> [Exercise instructions] In the entries that follow, how many lines contain the word "Öznitelik"? Answer with the number only.

Dataset records
_ _ _
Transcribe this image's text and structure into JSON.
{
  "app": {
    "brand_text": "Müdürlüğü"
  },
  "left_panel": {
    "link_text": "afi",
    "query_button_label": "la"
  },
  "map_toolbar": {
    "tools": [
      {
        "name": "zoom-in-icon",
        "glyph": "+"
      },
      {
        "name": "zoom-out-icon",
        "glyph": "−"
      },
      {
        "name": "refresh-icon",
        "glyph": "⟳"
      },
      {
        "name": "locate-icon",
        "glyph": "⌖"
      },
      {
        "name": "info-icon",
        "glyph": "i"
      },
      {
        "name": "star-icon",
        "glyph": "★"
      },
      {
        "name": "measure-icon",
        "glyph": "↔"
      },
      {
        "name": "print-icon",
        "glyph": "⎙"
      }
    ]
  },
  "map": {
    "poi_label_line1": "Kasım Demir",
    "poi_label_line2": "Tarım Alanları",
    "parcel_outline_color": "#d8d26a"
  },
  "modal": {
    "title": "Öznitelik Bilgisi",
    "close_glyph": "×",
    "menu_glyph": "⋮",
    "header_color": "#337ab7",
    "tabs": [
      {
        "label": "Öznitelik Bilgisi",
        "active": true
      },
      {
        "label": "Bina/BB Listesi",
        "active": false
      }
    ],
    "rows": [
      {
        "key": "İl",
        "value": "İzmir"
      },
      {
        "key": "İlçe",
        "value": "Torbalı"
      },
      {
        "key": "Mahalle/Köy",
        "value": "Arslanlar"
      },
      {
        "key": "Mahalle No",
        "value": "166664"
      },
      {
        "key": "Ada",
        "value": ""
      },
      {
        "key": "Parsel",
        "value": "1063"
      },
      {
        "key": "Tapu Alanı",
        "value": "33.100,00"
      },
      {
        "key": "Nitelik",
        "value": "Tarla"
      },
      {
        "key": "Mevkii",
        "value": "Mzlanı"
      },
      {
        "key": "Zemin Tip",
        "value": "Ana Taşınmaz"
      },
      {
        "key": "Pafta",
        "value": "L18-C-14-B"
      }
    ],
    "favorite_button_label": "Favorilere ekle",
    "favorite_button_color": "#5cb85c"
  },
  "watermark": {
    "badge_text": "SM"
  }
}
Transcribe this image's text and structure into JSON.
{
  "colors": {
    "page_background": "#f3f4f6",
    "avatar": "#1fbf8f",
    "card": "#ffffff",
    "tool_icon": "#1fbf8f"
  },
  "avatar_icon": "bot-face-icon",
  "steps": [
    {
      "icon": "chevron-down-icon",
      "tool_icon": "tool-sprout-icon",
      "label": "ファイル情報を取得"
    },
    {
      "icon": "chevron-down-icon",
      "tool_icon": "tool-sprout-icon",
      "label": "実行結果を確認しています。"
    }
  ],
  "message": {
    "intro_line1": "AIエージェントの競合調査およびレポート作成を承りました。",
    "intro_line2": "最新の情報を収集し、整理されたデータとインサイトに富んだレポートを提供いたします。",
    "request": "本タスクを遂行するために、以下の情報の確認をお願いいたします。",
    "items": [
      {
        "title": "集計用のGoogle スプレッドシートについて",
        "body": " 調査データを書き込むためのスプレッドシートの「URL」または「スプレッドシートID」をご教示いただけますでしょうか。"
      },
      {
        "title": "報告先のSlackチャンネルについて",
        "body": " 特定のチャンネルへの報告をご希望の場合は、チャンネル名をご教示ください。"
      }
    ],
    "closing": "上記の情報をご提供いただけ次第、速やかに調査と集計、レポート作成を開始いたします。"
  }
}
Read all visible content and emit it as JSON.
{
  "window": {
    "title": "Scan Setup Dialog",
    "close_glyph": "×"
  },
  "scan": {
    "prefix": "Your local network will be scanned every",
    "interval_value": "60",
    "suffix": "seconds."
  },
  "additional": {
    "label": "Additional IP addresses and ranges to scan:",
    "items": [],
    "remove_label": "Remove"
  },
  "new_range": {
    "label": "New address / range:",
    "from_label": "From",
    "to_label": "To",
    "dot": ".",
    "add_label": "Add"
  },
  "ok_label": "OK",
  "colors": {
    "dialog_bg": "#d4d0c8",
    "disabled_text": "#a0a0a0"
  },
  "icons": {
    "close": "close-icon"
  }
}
_ _ _
> [Full output] 2